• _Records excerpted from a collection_
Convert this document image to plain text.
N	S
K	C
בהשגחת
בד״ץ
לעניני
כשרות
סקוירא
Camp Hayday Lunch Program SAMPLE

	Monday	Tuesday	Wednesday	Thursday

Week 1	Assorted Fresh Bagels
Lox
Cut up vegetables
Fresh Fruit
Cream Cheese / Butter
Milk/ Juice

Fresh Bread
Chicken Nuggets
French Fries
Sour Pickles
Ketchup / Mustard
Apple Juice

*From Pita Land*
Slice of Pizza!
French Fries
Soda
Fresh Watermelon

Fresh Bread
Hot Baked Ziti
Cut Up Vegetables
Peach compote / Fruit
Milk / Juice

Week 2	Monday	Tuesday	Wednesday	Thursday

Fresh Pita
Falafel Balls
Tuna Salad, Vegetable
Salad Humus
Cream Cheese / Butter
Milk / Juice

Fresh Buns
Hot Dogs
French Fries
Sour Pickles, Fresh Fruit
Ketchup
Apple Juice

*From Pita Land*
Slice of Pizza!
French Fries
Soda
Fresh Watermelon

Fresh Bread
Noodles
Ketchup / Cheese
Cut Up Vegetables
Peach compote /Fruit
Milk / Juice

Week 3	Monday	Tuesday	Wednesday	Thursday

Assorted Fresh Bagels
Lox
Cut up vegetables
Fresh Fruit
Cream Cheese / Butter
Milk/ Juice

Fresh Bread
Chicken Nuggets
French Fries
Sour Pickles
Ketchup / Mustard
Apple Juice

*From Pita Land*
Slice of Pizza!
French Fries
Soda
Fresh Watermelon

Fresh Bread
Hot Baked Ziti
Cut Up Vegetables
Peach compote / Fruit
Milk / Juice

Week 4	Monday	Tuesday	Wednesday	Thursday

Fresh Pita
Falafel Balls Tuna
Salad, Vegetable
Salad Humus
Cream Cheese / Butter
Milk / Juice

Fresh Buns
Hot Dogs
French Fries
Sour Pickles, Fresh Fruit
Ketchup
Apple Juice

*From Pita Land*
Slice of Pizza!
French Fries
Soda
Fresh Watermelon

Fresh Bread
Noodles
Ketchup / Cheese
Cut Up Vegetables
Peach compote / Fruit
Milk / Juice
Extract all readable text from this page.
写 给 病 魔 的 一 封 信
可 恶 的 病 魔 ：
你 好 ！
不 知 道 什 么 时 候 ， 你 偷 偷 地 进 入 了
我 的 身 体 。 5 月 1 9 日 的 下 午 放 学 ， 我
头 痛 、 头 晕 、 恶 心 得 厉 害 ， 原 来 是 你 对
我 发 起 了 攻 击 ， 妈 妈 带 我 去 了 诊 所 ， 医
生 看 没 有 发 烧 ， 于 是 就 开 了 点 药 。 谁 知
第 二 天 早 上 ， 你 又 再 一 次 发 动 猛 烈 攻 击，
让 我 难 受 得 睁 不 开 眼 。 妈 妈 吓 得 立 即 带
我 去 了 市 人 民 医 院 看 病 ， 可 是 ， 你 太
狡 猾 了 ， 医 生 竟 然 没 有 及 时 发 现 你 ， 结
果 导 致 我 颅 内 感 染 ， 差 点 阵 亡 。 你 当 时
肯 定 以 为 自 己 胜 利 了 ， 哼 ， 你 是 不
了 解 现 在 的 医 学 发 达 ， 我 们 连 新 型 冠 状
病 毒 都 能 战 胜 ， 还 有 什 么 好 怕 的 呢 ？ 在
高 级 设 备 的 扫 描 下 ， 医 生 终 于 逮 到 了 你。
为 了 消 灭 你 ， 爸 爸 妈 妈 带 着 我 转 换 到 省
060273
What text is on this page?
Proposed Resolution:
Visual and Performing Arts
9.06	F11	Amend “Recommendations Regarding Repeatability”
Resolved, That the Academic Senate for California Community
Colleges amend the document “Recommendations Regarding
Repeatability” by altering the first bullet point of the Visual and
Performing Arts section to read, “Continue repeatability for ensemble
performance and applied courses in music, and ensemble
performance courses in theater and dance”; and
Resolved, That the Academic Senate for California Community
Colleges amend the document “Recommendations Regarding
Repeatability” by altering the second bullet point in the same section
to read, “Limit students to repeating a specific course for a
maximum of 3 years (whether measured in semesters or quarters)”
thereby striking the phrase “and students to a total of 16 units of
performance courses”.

• _Prompt_
Gather all the lines that include the word "Assorted" and copy them out.

• _Complete answer_
Week 1	Assorted Fresh Bagels
Assorted Fresh Bagels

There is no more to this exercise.